* start *

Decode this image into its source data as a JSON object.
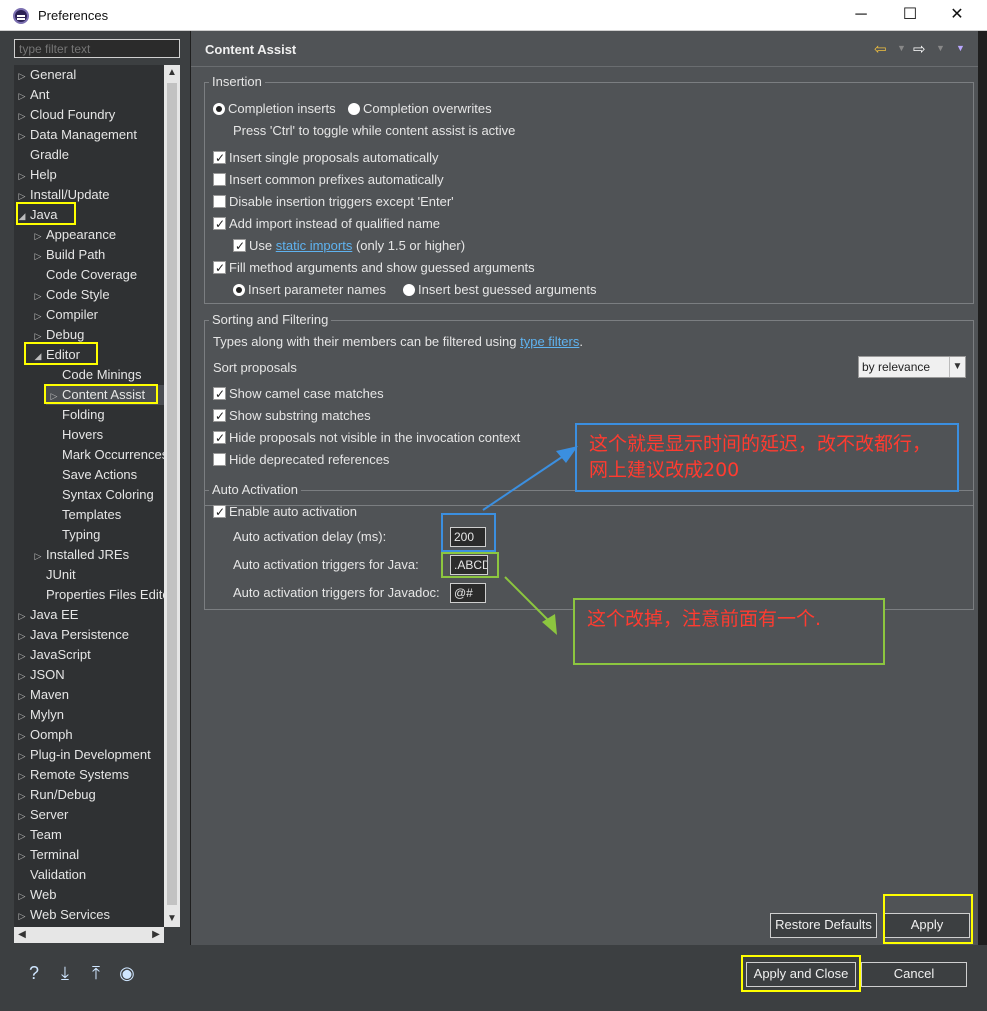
{
  "window": {
    "title": "Preferences",
    "minimize": "─",
    "maximize": "☐",
    "close": "✕"
  },
  "left": {
    "filter_placeholder": "type filter text",
    "tree": [
      {
        "label": "General",
        "level": 0,
        "arrow": "▷"
      },
      {
        "label": "Ant",
        "level": 0,
        "arrow": "▷"
      },
      {
        "label": "Cloud Foundry",
        "level": 0,
        "arrow": "▷"
      },
      {
        "label": "Data Management",
        "level": 0,
        "arrow": "▷"
      },
      {
        "label": "Gradle",
        "level": 0,
        "arrow": ""
      },
      {
        "label": "Help",
        "level": 0,
        "arrow": "▷"
      },
      {
        "label": "Install/Update",
        "level": 0,
        "arrow": "▷"
      },
      {
        "label": "Java",
        "level": 0,
        "arrow": "◢"
      },
      {
        "label": "Appearance",
        "level": 1,
        "arrow": "▷"
      },
      {
        "label": "Build Path",
        "level": 1,
        "arrow": "▷"
      },
      {
        "label": "Code Coverage",
        "level": 1,
        "arrow": ""
      },
      {
        "label": "Code Style",
        "level": 1,
        "arrow": "▷"
      },
      {
        "label": "Compiler",
        "level": 1,
        "arrow": "▷"
      },
      {
        "label": "Debug",
        "level": 1,
        "arrow": "▷"
      },
      {
        "label": "Editor",
        "level": 1,
        "arrow": "◢"
      },
      {
        "label": "Code Minings",
        "level": 2,
        "arrow": ""
      },
      {
        "label": "Content Assist",
        "level": 2,
        "arrow": "▷"
      },
      {
        "label": "Folding",
        "level": 2,
        "arrow": ""
      },
      {
        "label": "Hovers",
        "level": 2,
        "arrow": ""
      },
      {
        "label": "Mark Occurrences",
        "level": 2,
        "arrow": ""
      },
      {
        "label": "Save Actions",
        "level": 2,
        "arrow": ""
      },
      {
        "label": "Syntax Coloring",
        "level": 2,
        "arrow": ""
      },
      {
        "label": "Templates",
        "level": 2,
        "arrow": ""
      },
      {
        "label": "Typing",
        "level": 2,
        "arrow": ""
      },
      {
        "label": "Installed JREs",
        "level": 1,
        "arrow": "▷"
      },
      {
        "label": "JUnit",
        "level": 1,
        "arrow": ""
      },
      {
        "label": "Properties Files Editor",
        "level": 1,
        "arrow": ""
      },
      {
        "label": "Java EE",
        "level": 0,
        "arrow": "▷"
      },
      {
        "label": "Java Persistence",
        "level": 0,
        "arrow": "▷"
      },
      {
        "label": "JavaScript",
        "level": 0,
        "arrow": "▷"
      },
      {
        "label": "JSON",
        "level": 0,
        "arrow": "▷"
      },
      {
        "label": "Maven",
        "level": 0,
        "arrow": "▷"
      },
      {
        "label": "Mylyn",
        "level": 0,
        "arrow": "▷"
      },
      {
        "label": "Oomph",
        "level": 0,
        "arrow": "▷"
      },
      {
        "label": "Plug-in Development",
        "level": 0,
        "arrow": "▷"
      },
      {
        "label": "Remote Systems",
        "level": 0,
        "arrow": "▷"
      },
      {
        "label": "Run/Debug",
        "level": 0,
        "arrow": "▷"
      },
      {
        "label": "Server",
        "level": 0,
        "arrow": "▷"
      },
      {
        "label": "Team",
        "level": 0,
        "arrow": "▷"
      },
      {
        "label": "Terminal",
        "level": 0,
        "arrow": "▷"
      },
      {
        "label": "Validation",
        "level": 0,
        "arrow": ""
      },
      {
        "label": "Web",
        "level": 0,
        "arrow": "▷"
      },
      {
        "label": "Web Services",
        "level": 0,
        "arrow": "▷"
      }
    ],
    "selected": "Content Assist"
  },
  "page": {
    "title": "Content Assist",
    "insertion": {
      "legend": "Insertion",
      "radio_inserts": "Completion inserts",
      "radio_overwrites": "Completion overwrites",
      "toggle_hint": "Press 'Ctrl' to toggle while content assist is active",
      "single_proposals": "Insert single proposals automatically",
      "common_prefixes": "Insert common prefixes automatically",
      "disable_triggers": "Disable insertion triggers except 'Enter'",
      "add_import": "Add import instead of qualified name",
      "use_label": "Use",
      "static_imports_link": "static imports",
      "only_15": "(only 1.5 or higher)",
      "fill_args": "Fill method arguments and show guessed arguments",
      "insert_param_names": "Insert parameter names",
      "insert_best_guessed": "Insert best guessed arguments"
    },
    "sorting": {
      "legend": "Sorting and Filtering",
      "types_text": "Types along with their members can be filtered using",
      "type_filters_link": "type filters",
      "period": ".",
      "sort_label": "Sort proposals",
      "sort_value": "by relevance",
      "camel": "Show camel case matches",
      "substring": "Show substring matches",
      "hide_not_visible": "Hide proposals not visible in the invocation context",
      "hide_deprecated": "Hide deprecated references"
    },
    "auto": {
      "legend": "Auto Activation",
      "enable": "Enable auto activation",
      "delay_label": "Auto activation delay (ms):",
      "delay_value": "200",
      "java_triggers_label": "Auto activation triggers for Java:",
      "java_triggers_value": ".ABCD",
      "javadoc_triggers_label": "Auto activation triggers for Javadoc:",
      "javadoc_triggers_value": "@#"
    },
    "restore_defaults": "Restore Defaults",
    "apply": "Apply"
  },
  "bottom": {
    "apply_close": "Apply and Close",
    "cancel": "Cancel"
  },
  "annotations": {
    "blue_note": "这个就是显示时间的延迟，改不改都行，网上建议改成200",
    "green_note": "这个改掉，注意前面有一个."
  }
}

* end *

REQUIREMENT = Excluding the pictures, restate the records above word for word.

COMPLETED TASK =
Decode this image into its source data as a JSON object.
{
  "window": {
    "title": "Preferences",
    "minimize": "─",
    "maximize": "☐",
    "close": "✕"
  },
  "left": {
    "filter_placeholder": "type filter text",
    "tree": [
      {
        "label": "General",
        "level": 0,
        "arrow": "▷"
      },
      {
        "label": "Ant",
        "level": 0,
        "arrow": "▷"
      },
      {
        "label": "Cloud Foundry",
        "level": 0,
        "arrow": "▷"
      },
      {
        "label": "Data Management",
        "level": 0,
        "arrow": "▷"
      },
      {
        "label": "Gradle",
        "level": 0,
        "arrow": ""
      },
      {
        "label": "Help",
        "level": 0,
        "arrow": "▷"
      },
      {
        "label": "Install/Update",
        "level": 0,
        "arrow": "▷"
      },
      {
        "label": "Java",
        "level": 0,
        "arrow": "◢"
      },
      {
        "label": "Appearance",
        "level": 1,
        "arrow": "▷"
      },
      {
        "label": "Build Path",
        "level": 1,
        "arrow": "▷"
      },
      {
        "label": "Code Coverage",
        "level": 1,
        "arrow": ""
      },
      {
        "label": "Code Style",
        "level": 1,
        "arrow": "▷"
      },
      {
        "label": "Compiler",
        "level": 1,
        "arrow": "▷"
      },
      {
        "label": "Debug",
        "level": 1,
        "arrow": "▷"
      },
      {
        "label": "Editor",
        "level": 1,
        "arrow": "◢"
      },
      {
        "label": "Code Minings",
        "level": 2,
        "arrow": ""
      },
      {
        "label": "Content Assist",
        "level": 2,
        "arrow": "▷"
      },
      {
        "label": "Folding",
        "level": 2,
        "arrow": ""
      },
      {
        "label": "Hovers",
        "level": 2,
        "arrow": ""
      },
      {
        "label": "Mark Occurrences",
        "level": 2,
        "arrow": ""
      },
      {
        "label": "Save Actions",
        "level": 2,
        "arrow": ""
      },
      {
        "label": "Syntax Coloring",
        "level": 2,
        "arrow": ""
      },
      {
        "label": "Templates",
        "level": 2,
        "arrow": ""
      },
      {
        "label": "Typing",
        "level": 2,
        "arrow": ""
      },
      {
        "label": "Installed JREs",
        "level": 1,
        "arrow": "▷"
      },
      {
        "label": "JUnit",
        "level": 1,
        "arrow": ""
      },
      {
        "label": "Properties Files Editor",
        "level": 1,
        "arrow": ""
      },
      {
        "label": "Java EE",
        "level": 0,
        "arrow": "▷"
      },
      {
        "label": "Java Persistence",
        "level": 0,
        "arrow": "▷"
      },
      {
        "label": "JavaScript",
        "level": 0,
        "arrow": "▷"
      },
      {
        "label": "JSON",
        "level": 0,
        "arrow": "▷"
      },
      {
        "label": "Maven",
        "level": 0,
        "arrow": "▷"
      },
      {
        "label": "Mylyn",
        "level": 0,
        "arrow": "▷"
      },
      {
        "label": "Oomph",
        "level": 0,
        "arrow": "▷"
      },
      {
        "label": "Plug-in Development",
        "level": 0,
        "arrow": "▷"
      },
      {
        "label": "Remote Systems",
        "level": 0,
        "arrow": "▷"
      },
      {
        "label": "Run/Debug",
        "level": 0,
        "arrow": "▷"
      },
      {
        "label": "Server",
        "level": 0,
        "arrow": "▷"
      },
      {
        "label": "Team",
        "level": 0,
        "arrow": "▷"
      },
      {
        "label": "Terminal",
        "level": 0,
        "arrow": "▷"
      },
      {
        "label": "Validation",
        "level": 0,
        "arrow": ""
      },
      {
        "label": "Web",
        "level": 0,
        "arrow": "▷"
      },
      {
        "label": "Web Services",
        "level": 0,
        "arrow": "▷"
      }
    ],
    "selected": "Content Assist"
  },
  "page": {
    "title": "Content Assist",
    "insertion": {
      "legend": "Insertion",
      "radio_inserts": "Completion inserts",
      "radio_overwrites": "Completion overwrites",
      "toggle_hint": "Press 'Ctrl' to toggle while content assist is active",
      "single_proposals": "Insert single proposals automatically",
      "common_prefixes": "Insert common prefixes automatically",
      "disable_triggers": "Disable insertion triggers except 'Enter'",
      "add_import": "Add import instead of qualified name",
      "use_label": "Use",
      "static_imports_link": "static imports",
      "only_15": "(only 1.5 or higher)",
      "fill_args": "Fill method arguments and show guessed arguments",
      "insert_param_names": "Insert parameter names",
      "insert_best_guessed": "Insert best guessed arguments"
    },
    "sorting": {
      "legend": "Sorting and Filtering",
      "types_text": "Types along with their members can be filtered using",
      "type_filters_link": "type filters",
      "period": ".",
      "sort_label": "Sort proposals",
      "sort_value": "by relevance",
      "camel": "Show camel case matches",
      "substring": "Show substring matches",
      "hide_not_visible": "Hide proposals not visible in the invocation context",
      "hide_deprecated": "Hide deprecated references"
    },
    "auto": {
      "legend": "Auto Activation",
      "enable": "Enable auto activation",
      "delay_label": "Auto activation delay (ms):",
      "delay_value": "200",
      "java_triggers_label": "Auto activation triggers for Java:",
      "java_triggers_value": ".ABCD",
      "javadoc_triggers_label": "Auto activation triggers for Javadoc:",
      "javadoc_triggers_value": "@#"
    },
    "restore_defaults": "Restore Defaults",
    "apply": "Apply"
  },
  "bottom": {
    "apply_close": "Apply and Close",
    "cancel": "Cancel"
  },
  "annotations": {
    "blue_note": "这个就是显示时间的延迟，改不改都行，网上建议改成200",
    "green_note": "这个改掉，注意前面有一个."
  }
}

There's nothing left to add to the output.